--- START OF INPUT FOR THIS TASK ---
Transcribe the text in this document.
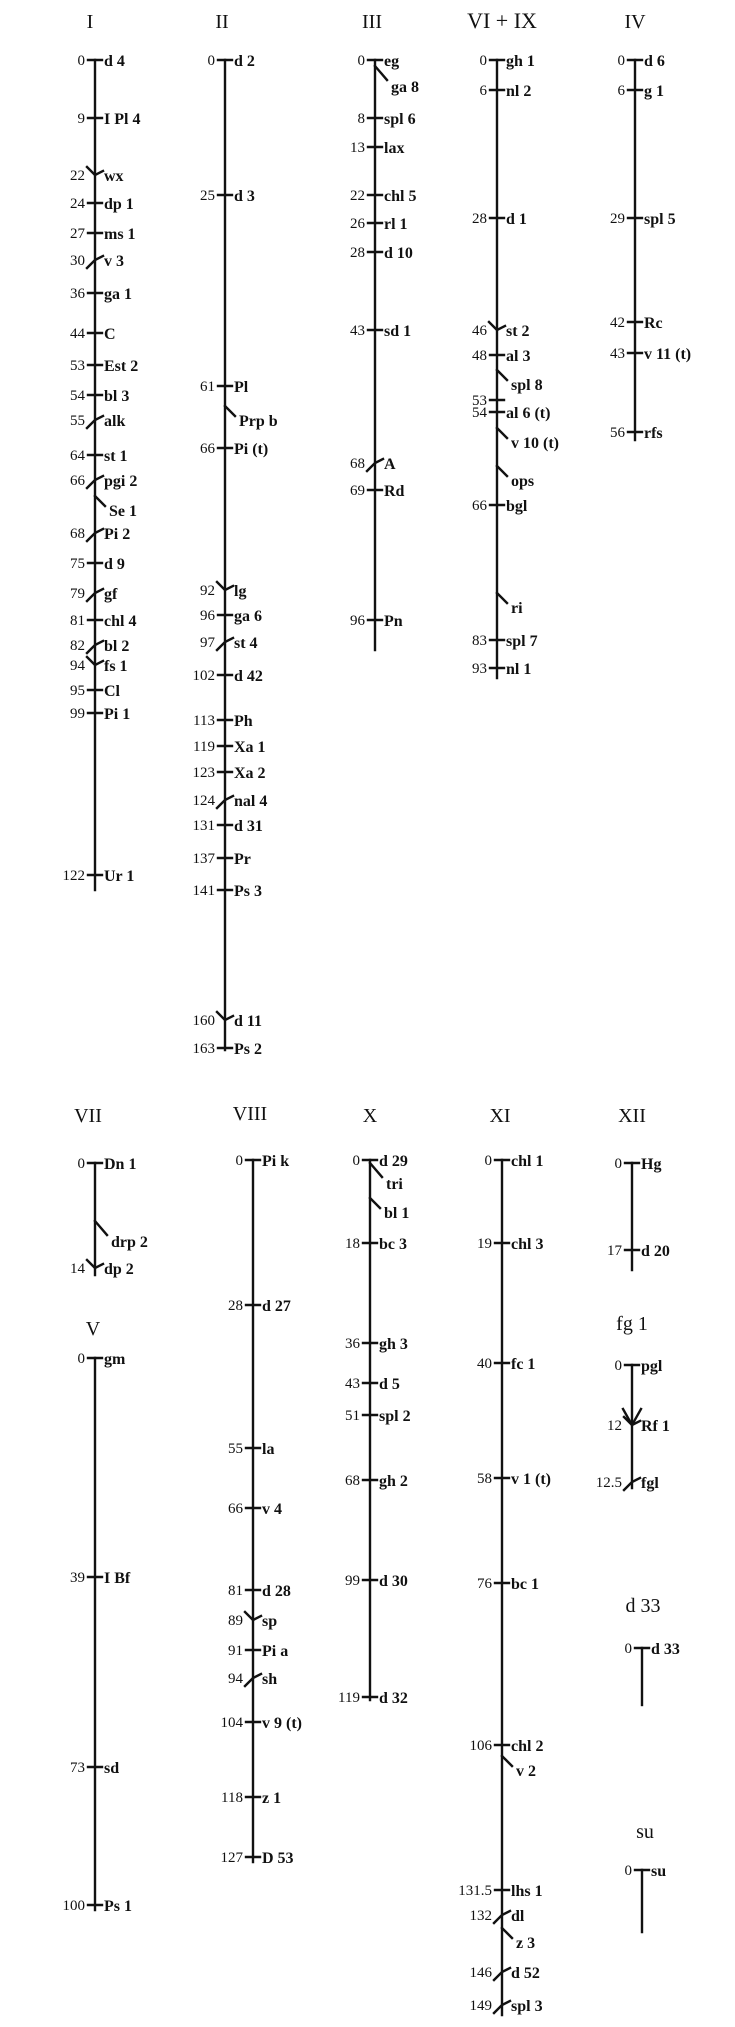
I
0 d 4
9 I Pl 4
22 wx
24 dp 1
27 ms 1
30 v 3
36 ga 1
44 C
53 Est 2
54 bl 3
55 alk
64 st 1
66 pgi 2
Se 1
68 Pi 2
75 d 9
79 gf
81 chl 4
82 bl 2
94 fs 1
95 Cl
99 Pi 1
122 Ur 1
II
0 d 2
25 d 3
61 Pl
Prp b
66 Pi (t)
92 lg
96 ga 6
97 st 4
102 d 42
113 Ph
119 Xa 1
123 Xa 2
124 nal 4
131 d 31
137 Pr
141 Ps 3
160 d 11
163 Ps 2
III
0 eg
ga 8
8 spl 6
13 lax
22 chl 5
26 rl 1
28 d 10
43 sd 1
68 A
69 Rd
96 Pn
VI + IX
0 gh 1
6 nl 2
28 d 1
46 st 2
48 al 3
spl 8
53
54 al 6 (t)
v 10 (t)
ops
66 bgl
ri
83 spl 7
93 nl 1
IV
0 d 6
6 g 1
29 spl 5
42 Rc
43 v 11 (t)
56 rfs
VII
0 Dn 1
drp 2
14 dp 2
V
0 gm
39 I Bf
73 sd
100 Ps 1
VIII
0 Pi k
28 d 27
55 la
66 v 4
81 d 28
89 sp
91 Pi a
94 sh
104 v 9 (t)
118 z 1
127 D 53
X
0 d 29
tri
bl 1
18 bc 3
36 gh 3
43 d 5
51 spl 2
68 gh 2
99 d 30
119 d 32
XI
0 chl 1
19 chl 3
40 fc 1
58 v 1 (t)
76 bc 1
106 chl 2
v 2
131.5 lhs 1
132 dl
z 3
146 d 52
149 spl 3
XII
0 Hg
17 d 20
fg 1
0 pgl
12 Rf 1
12.5 fgl
d 33
0 d 33
su
0 su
--- END OF INPUT FOR THIS TASK ---
WHAT IS BEING ASKED
Write every entry out again exactly, dropping the pictures.

EXERCISE RESPONSE
Transcribe the text in this document.
I
0 d 4
9 I Pl 4
22 wx
24 dp 1
27 ms 1
30 v 3
36 ga 1
44 C
53 Est 2
54 bl 3
55 alk
64 st 1
66 pgi 2
Se 1
68 Pi 2
75 d 9
79 gf
81 chl 4
82 bl 2
94 fs 1
95 Cl
99 Pi 1
122 Ur 1
II
0 d 2
25 d 3
61 Pl
Prp b
66 Pi (t)
92 lg
96 ga 6
97 st 4
102 d 42
113 Ph
119 Xa 1
123 Xa 2
124 nal 4
131 d 31
137 Pr
141 Ps 3
160 d 11
163 Ps 2
III
0 eg
ga 8
8 spl 6
13 lax
22 chl 5
26 rl 1
28 d 10
43 sd 1
68 A
69 Rd
96 Pn
VI + IX
0 gh 1
6 nl 2
28 d 1
46 st 2
48 al 3
spl 8
53
54 al 6 (t)
v 10 (t)
ops
66 bgl
ri
83 spl 7
93 nl 1
IV
0 d 6
6 g 1
29 spl 5
42 Rc
43 v 11 (t)
56 rfs
VII
0 Dn 1
drp 2
14 dp 2
V
0 gm
39 I Bf
73 sd
100 Ps 1
VIII
0 Pi k
28 d 27
55 la
66 v 4
81 d 28
89 sp
91 Pi a
94 sh
104 v 9 (t)
118 z 1
127 D 53
X
0 d 29
tri
bl 1
18 bc 3
36 gh 3
43 d 5
51 spl 2
68 gh 2
99 d 30
119 d 32
XI
0 chl 1
19 chl 3
40 fc 1
58 v 1 (t)
76 bc 1
106 chl 2
v 2
131.5 lhs 1
132 dl
z 3
146 d 52
149 spl 3
XII
0 Hg
17 d 20
fg 1
0 pgl
12 Rf 1
12.5 fgl
d 33
0 d 33
su
0 su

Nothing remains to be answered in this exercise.